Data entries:
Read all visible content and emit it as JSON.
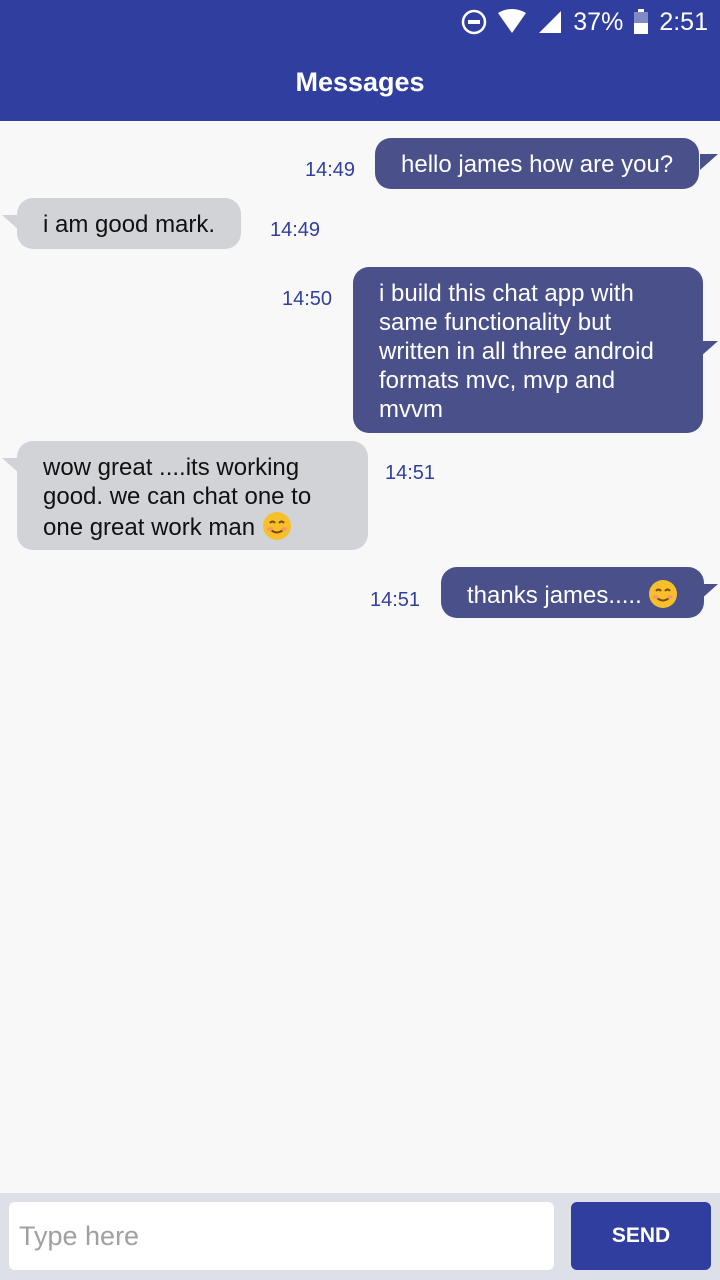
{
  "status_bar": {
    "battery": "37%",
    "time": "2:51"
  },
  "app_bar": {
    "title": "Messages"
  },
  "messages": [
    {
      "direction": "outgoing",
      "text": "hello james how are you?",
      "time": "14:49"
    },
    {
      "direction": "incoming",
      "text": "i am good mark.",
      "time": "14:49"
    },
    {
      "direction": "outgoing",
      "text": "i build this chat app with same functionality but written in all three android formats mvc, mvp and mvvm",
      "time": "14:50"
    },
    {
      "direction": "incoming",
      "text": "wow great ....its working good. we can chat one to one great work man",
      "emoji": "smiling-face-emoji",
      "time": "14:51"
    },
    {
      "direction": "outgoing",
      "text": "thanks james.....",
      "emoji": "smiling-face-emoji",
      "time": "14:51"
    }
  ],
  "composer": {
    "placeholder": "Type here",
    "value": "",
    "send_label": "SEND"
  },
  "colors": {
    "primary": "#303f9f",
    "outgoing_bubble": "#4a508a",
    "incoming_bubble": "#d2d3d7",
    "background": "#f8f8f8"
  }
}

» Written exercise
Extract the entries in full, exactly as they are, minus the pictures.

» Exercise solution
Read all visible content and emit it as JSON.
{
  "status_bar": {
    "battery": "37%",
    "time": "2:51"
  },
  "app_bar": {
    "title": "Messages"
  },
  "messages": [
    {
      "direction": "outgoing",
      "text": "hello james how are you?",
      "time": "14:49"
    },
    {
      "direction": "incoming",
      "text": "i am good mark.",
      "time": "14:49"
    },
    {
      "direction": "outgoing",
      "text": "i build this chat app with same functionality but written in all three android formats mvc, mvp and mvvm",
      "time": "14:50"
    },
    {
      "direction": "incoming",
      "text": "wow great ....its working good. we can chat one to one great work man",
      "emoji": "smiling-face-emoji",
      "time": "14:51"
    },
    {
      "direction": "outgoing",
      "text": "thanks james.....",
      "emoji": "smiling-face-emoji",
      "time": "14:51"
    }
  ],
  "composer": {
    "placeholder": "Type here",
    "value": "",
    "send_label": "SEND"
  },
  "colors": {
    "primary": "#303f9f",
    "outgoing_bubble": "#4a508a",
    "incoming_bubble": "#d2d3d7",
    "background": "#f8f8f8"
  }
}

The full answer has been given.